For the records below, say how many lines contain the string "xlabel". Give the number only.

::::

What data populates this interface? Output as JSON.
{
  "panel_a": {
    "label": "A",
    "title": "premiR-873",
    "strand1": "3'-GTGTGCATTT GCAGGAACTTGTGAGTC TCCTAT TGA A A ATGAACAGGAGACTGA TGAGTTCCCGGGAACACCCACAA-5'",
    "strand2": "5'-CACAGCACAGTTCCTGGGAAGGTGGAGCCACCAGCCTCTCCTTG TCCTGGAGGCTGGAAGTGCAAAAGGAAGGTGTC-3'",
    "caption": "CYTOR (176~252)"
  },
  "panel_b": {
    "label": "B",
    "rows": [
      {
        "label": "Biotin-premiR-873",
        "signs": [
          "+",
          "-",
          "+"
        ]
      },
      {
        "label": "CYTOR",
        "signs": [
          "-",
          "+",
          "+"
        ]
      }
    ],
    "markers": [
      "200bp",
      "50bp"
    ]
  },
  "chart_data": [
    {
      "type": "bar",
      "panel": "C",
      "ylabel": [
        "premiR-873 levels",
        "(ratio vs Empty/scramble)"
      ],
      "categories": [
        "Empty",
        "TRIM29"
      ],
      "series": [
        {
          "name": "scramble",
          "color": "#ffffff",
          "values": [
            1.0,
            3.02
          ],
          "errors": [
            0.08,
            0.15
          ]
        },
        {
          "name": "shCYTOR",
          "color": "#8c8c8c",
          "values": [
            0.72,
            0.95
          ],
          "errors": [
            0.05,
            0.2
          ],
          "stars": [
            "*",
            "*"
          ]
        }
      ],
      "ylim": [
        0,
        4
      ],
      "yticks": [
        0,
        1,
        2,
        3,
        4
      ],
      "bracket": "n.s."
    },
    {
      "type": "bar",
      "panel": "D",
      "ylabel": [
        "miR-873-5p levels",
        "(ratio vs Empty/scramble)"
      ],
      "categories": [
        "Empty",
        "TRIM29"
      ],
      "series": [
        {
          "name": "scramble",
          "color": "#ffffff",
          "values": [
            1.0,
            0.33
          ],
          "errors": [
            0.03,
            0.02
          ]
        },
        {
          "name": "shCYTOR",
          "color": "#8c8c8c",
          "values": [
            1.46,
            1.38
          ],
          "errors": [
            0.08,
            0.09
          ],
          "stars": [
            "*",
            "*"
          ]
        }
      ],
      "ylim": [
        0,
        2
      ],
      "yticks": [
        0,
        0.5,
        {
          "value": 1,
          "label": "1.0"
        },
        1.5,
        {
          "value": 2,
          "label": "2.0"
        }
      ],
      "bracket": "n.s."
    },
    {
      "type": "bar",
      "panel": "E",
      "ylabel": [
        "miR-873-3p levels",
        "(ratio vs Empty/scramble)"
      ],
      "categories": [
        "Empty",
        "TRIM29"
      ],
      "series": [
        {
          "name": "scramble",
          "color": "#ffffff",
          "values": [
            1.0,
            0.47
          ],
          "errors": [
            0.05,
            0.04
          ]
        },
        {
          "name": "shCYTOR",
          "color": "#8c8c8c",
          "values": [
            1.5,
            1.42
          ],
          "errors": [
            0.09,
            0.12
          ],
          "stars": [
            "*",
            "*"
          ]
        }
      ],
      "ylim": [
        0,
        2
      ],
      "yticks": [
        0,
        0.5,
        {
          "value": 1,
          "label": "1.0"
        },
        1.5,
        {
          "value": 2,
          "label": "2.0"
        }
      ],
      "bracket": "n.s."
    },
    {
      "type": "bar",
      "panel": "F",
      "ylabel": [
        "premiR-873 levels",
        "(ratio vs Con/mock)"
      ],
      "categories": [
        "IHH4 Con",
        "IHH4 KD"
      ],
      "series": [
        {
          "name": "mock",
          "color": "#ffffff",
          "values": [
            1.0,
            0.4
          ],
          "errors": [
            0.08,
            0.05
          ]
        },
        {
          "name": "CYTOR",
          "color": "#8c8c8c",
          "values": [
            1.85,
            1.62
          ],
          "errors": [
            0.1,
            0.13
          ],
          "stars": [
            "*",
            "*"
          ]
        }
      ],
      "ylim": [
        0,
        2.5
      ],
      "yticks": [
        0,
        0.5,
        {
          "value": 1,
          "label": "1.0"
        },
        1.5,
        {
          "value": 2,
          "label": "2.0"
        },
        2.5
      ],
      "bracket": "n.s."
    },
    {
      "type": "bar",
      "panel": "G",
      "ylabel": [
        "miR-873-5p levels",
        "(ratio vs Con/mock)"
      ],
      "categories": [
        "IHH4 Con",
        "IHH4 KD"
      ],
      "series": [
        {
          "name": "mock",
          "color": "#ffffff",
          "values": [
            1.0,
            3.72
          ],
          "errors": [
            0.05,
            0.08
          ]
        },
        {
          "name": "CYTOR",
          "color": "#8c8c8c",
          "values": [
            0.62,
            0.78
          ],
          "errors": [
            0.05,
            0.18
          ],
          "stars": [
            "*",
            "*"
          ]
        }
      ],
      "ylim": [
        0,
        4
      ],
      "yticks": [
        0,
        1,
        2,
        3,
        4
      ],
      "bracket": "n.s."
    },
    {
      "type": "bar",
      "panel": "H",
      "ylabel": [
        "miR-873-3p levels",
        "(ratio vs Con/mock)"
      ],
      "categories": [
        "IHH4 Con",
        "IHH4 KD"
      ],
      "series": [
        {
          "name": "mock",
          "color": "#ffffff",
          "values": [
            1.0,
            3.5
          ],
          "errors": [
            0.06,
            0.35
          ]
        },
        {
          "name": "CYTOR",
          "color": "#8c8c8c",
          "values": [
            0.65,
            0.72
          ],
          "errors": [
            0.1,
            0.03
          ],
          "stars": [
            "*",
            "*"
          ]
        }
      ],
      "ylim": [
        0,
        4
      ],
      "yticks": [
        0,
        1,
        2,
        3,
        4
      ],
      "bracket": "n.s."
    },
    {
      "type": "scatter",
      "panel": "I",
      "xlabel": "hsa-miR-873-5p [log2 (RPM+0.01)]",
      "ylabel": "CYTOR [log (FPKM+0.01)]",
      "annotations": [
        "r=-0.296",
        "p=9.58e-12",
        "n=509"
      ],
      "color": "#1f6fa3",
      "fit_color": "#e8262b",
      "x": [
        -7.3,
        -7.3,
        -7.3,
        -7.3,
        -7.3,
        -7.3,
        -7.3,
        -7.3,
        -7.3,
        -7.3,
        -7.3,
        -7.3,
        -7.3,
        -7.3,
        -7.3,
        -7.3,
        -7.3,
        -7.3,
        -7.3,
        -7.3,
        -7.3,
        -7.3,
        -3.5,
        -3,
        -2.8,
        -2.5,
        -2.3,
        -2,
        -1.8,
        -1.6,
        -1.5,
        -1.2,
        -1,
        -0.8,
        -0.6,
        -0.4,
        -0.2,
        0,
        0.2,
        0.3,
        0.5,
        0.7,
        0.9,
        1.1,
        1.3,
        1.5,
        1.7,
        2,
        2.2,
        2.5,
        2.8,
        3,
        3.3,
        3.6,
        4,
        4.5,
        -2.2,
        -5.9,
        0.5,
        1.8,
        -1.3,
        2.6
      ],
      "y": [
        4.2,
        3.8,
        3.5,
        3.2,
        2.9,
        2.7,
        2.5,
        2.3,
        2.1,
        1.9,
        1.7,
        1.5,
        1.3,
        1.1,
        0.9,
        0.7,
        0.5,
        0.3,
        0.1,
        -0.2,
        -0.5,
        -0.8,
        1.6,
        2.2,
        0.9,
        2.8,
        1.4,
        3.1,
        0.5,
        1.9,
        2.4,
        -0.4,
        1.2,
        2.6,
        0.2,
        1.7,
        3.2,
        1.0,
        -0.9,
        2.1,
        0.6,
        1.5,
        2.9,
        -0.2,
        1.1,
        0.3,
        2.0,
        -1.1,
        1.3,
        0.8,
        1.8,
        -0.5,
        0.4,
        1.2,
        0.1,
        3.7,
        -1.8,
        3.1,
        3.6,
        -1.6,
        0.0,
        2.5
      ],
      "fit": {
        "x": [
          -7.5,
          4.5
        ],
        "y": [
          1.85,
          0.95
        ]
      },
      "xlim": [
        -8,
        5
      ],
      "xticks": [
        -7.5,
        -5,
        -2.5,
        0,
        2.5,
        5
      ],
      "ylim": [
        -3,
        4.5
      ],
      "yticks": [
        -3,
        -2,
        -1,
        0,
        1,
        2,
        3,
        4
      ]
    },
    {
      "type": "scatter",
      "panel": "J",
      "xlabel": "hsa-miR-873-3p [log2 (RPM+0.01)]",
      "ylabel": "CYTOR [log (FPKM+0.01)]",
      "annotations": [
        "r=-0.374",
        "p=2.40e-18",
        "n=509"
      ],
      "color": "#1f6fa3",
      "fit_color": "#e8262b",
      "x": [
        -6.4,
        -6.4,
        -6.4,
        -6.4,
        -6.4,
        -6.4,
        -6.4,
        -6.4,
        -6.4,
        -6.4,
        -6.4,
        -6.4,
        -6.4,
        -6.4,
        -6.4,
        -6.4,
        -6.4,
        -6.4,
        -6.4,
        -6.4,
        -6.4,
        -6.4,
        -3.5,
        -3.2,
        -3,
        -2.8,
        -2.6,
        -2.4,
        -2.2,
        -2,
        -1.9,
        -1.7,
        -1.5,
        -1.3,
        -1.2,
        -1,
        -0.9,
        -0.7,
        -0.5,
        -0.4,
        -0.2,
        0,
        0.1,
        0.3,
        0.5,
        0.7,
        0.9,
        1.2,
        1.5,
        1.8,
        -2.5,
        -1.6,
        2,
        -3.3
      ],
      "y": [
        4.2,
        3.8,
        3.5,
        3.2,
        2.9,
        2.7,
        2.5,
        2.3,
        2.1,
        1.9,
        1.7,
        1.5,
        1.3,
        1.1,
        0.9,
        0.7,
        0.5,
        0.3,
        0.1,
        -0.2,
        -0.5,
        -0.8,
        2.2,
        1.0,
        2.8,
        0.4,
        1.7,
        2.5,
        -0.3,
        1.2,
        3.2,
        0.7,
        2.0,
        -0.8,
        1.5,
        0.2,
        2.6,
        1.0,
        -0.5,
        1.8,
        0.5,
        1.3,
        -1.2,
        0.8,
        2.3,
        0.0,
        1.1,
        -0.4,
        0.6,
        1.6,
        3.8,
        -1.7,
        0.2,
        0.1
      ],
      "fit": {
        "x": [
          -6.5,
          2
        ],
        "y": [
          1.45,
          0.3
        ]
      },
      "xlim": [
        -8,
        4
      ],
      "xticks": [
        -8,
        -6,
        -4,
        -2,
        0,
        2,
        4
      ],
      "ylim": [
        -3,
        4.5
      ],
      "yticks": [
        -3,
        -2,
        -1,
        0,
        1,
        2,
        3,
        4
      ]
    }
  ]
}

::::

*Full solution:* 2